• **Stated task**:
Render every entry verbatim.
○ ○ ○
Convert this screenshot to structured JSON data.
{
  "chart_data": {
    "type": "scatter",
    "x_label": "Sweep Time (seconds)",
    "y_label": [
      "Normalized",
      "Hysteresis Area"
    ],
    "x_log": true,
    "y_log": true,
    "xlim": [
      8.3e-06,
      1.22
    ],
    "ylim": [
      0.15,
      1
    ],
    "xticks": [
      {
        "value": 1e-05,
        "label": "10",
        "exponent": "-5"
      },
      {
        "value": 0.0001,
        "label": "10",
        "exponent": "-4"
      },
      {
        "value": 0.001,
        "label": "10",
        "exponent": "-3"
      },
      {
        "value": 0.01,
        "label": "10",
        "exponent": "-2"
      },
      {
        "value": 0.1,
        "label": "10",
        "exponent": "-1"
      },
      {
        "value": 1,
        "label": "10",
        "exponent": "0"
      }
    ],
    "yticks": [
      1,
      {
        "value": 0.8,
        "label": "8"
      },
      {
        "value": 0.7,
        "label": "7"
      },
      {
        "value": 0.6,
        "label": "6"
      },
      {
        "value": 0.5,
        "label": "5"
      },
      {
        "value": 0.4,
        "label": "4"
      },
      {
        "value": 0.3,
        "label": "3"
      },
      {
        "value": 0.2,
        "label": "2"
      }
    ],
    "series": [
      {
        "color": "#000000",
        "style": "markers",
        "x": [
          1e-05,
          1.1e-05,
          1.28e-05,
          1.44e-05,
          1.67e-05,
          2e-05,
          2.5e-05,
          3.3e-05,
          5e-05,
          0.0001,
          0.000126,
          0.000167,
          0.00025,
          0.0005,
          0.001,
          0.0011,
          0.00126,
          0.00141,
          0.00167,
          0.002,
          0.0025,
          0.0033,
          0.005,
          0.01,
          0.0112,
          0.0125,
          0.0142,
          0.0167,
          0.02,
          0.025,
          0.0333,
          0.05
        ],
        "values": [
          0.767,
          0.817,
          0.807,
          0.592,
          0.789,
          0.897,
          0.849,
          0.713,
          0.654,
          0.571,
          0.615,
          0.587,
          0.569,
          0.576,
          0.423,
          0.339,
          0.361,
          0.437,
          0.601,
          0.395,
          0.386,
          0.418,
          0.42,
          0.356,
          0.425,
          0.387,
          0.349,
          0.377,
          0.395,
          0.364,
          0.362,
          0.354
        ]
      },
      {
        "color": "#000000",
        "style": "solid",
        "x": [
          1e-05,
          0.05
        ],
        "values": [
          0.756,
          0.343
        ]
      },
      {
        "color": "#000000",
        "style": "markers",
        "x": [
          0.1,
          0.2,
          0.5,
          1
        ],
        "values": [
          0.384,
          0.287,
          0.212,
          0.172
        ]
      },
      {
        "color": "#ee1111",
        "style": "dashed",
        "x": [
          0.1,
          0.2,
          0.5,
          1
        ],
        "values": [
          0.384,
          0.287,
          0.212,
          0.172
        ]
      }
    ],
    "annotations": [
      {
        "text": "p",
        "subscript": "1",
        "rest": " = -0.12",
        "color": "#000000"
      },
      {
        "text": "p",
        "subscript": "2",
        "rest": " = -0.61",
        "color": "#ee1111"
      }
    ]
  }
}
○ ○ ○
• **Finished answer**:
Convert this screenshot to structured JSON data.
{
  "chart_data": {
    "type": "scatter",
    "x_label": "Sweep Time (seconds)",
    "y_label": [
      "Normalized",
      "Hysteresis Area"
    ],
    "x_log": true,
    "y_log": true,
    "xlim": [
      8.3e-06,
      1.22
    ],
    "ylim": [
      0.15,
      1
    ],
    "xticks": [
      {
        "value": 1e-05,
        "label": "10",
        "exponent": "-5"
      },
      {
        "value": 0.0001,
        "label": "10",
        "exponent": "-4"
      },
      {
        "value": 0.001,
        "label": "10",
        "exponent": "-3"
      },
      {
        "value": 0.01,
        "label": "10",
        "exponent": "-2"
      },
      {
        "value": 0.1,
        "label": "10",
        "exponent": "-1"
      },
      {
        "value": 1,
        "label": "10",
        "exponent": "0"
      }
    ],
    "yticks": [
      1,
      {
        "value": 0.8,
        "label": "8"
      },
      {
        "value": 0.7,
        "label": "7"
      },
      {
        "value": 0.6,
        "label": "6"
      },
      {
        "value": 0.5,
        "label": "5"
      },
      {
        "value": 0.4,
        "label": "4"
      },
      {
        "value": 0.3,
        "label": "3"
      },
      {
        "value": 0.2,
        "label": "2"
      }
    ],
    "series": [
      {
        "color": "#000000",
        "style": "markers",
        "x": [
          1e-05,
          1.1e-05,
          1.28e-05,
          1.44e-05,
          1.67e-05,
          2e-05,
          2.5e-05,
          3.3e-05,
          5e-05,
          0.0001,
          0.000126,
          0.000167,
          0.00025,
          0.0005,
          0.001,
          0.0011,
          0.00126,
          0.00141,
          0.00167,
          0.002,
          0.0025,
          0.0033,
          0.005,
          0.01,
          0.0112,
          0.0125,
          0.0142,
          0.0167,
          0.02,
          0.025,
          0.0333,
          0.05
        ],
        "values": [
          0.767,
          0.817,
          0.807,
          0.592,
          0.789,
          0.897,
          0.849,
          0.713,
          0.654,
          0.571,
          0.615,
          0.587,
          0.569,
          0.576,
          0.423,
          0.339,
          0.361,
          0.437,
          0.601,
          0.395,
          0.386,
          0.418,
          0.42,
          0.356,
          0.425,
          0.387,
          0.349,
          0.377,
          0.395,
          0.364,
          0.362,
          0.354
        ]
      },
      {
        "color": "#000000",
        "style": "solid",
        "x": [
          1e-05,
          0.05
        ],
        "values": [
          0.756,
          0.343
        ]
      },
      {
        "color": "#000000",
        "style": "markers",
        "x": [
          0.1,
          0.2,
          0.5,
          1
        ],
        "values": [
          0.384,
          0.287,
          0.212,
          0.172
        ]
      },
      {
        "color": "#ee1111",
        "style": "dashed",
        "x": [
          0.1,
          0.2,
          0.5,
          1
        ],
        "values": [
          0.384,
          0.287,
          0.212,
          0.172
        ]
      }
    ],
    "annotations": [
      {
        "text": "p",
        "subscript": "1",
        "rest": " = -0.12",
        "color": "#000000"
      },
      {
        "text": "p",
        "subscript": "2",
        "rest": " = -0.61",
        "color": "#ee1111"
      }
    ]
  }
}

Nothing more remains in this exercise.